[Exercise instructions]:
Find every line containing the word "Wind" in the records below; report only how many there are.

[Dataset extract]:
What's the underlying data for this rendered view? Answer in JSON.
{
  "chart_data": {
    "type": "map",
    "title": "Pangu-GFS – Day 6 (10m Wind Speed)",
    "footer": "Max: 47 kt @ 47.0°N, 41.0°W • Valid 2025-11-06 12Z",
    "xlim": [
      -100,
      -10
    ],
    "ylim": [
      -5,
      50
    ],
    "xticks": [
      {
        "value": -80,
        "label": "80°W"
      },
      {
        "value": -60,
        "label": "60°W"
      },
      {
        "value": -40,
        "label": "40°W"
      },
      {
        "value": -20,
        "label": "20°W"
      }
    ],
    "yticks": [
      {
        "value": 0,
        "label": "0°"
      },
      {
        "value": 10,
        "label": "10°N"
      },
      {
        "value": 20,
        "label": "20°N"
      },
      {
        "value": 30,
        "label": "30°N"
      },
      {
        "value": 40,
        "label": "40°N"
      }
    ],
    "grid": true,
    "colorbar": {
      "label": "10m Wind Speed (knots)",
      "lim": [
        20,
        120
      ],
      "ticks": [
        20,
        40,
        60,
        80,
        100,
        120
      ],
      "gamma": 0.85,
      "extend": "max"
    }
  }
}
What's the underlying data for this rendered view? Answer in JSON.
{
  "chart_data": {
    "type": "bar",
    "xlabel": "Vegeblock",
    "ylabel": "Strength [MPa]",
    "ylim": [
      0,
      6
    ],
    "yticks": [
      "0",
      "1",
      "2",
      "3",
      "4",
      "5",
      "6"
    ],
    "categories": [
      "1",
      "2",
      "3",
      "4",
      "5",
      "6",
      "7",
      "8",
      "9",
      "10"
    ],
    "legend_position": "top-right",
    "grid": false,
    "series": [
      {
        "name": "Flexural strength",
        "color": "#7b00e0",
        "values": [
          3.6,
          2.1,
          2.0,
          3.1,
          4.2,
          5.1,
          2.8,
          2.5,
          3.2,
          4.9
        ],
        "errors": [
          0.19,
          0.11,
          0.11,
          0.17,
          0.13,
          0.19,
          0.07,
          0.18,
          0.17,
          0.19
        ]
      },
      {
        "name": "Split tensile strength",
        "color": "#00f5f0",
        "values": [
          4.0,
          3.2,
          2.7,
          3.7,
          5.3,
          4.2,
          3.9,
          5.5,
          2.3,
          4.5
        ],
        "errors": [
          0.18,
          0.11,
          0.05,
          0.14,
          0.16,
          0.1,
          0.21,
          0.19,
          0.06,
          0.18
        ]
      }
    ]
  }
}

[Solution]:
2